#### SET PROBLEM:
Work out how many lines of the listing hold the string "album", then answer with that number and nothing else.

-- START DATA SUPPLIED --

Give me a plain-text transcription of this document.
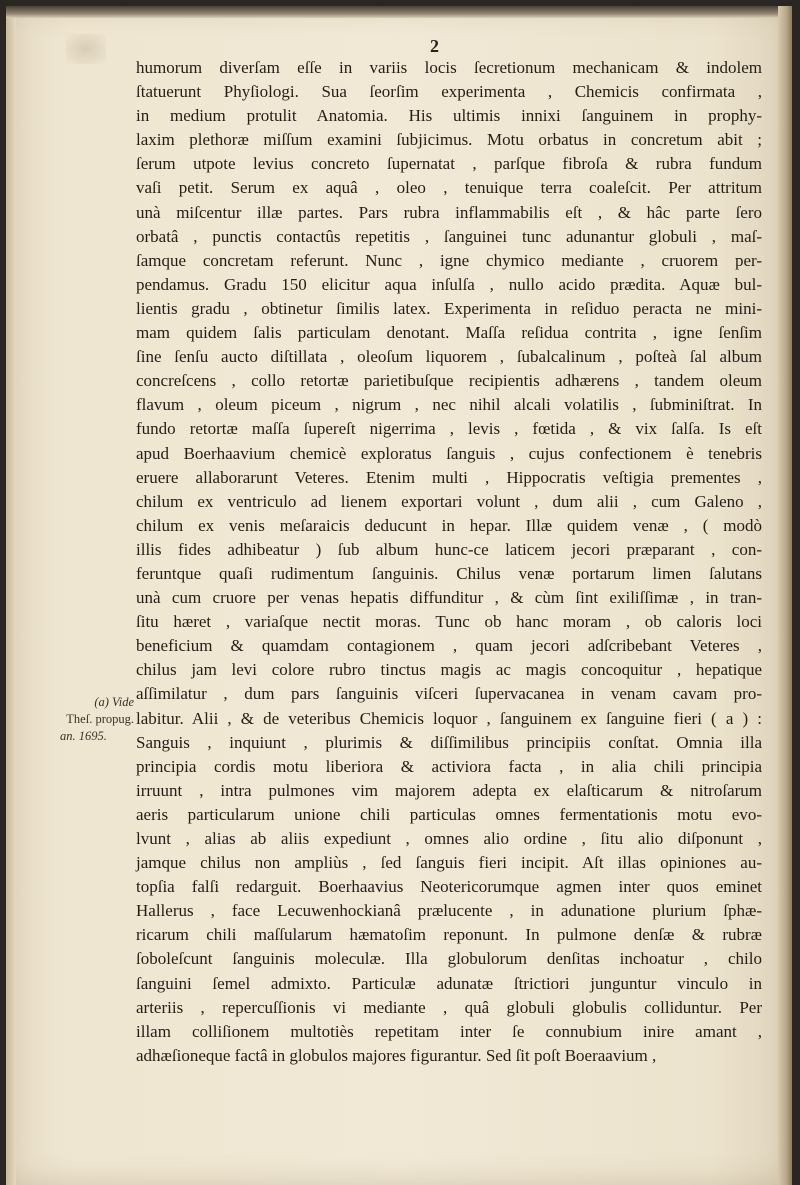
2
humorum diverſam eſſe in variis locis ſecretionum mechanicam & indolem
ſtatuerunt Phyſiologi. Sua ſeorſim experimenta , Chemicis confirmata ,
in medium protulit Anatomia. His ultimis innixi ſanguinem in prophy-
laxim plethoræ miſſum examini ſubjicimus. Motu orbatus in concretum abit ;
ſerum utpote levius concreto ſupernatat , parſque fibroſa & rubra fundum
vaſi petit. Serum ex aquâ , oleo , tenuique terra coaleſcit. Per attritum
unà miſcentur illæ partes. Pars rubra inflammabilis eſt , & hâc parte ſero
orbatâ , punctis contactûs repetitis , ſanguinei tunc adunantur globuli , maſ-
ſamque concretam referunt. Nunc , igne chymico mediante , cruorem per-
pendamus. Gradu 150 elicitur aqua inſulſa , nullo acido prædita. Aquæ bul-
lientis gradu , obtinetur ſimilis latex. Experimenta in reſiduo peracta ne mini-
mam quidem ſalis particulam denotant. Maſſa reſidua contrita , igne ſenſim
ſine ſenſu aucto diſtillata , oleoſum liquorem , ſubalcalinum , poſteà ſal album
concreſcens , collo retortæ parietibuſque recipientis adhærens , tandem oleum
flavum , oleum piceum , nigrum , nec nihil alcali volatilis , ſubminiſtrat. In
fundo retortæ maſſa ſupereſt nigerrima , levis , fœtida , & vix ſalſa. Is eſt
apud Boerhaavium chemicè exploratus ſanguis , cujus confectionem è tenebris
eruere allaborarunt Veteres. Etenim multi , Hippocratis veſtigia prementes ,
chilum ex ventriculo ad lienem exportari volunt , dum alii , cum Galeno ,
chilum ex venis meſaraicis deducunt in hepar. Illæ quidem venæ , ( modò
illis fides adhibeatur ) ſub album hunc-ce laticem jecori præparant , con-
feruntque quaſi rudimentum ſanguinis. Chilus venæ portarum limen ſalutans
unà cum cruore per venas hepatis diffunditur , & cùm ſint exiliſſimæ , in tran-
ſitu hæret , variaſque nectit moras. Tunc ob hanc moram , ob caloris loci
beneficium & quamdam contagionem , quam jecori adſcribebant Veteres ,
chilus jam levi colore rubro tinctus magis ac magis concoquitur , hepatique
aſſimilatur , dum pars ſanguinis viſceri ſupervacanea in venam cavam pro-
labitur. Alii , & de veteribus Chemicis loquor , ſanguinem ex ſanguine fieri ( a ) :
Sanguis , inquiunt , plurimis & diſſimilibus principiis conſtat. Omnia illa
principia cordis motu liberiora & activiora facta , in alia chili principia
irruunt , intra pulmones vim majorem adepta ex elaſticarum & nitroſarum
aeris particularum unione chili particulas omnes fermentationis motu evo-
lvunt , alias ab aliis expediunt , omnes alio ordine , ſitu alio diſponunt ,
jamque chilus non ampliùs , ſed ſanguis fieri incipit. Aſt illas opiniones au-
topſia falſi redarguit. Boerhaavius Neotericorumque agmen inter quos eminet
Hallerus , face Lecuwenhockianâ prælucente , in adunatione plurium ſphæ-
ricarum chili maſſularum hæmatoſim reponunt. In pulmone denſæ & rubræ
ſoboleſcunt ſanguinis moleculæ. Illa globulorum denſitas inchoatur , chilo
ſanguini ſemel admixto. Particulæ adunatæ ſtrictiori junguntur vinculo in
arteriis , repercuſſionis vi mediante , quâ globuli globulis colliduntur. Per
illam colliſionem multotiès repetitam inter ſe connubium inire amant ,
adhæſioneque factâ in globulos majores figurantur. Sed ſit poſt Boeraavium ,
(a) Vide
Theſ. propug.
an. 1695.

-- END DATA SUPPLIED --

#### RESULT OF THIS TASK:
2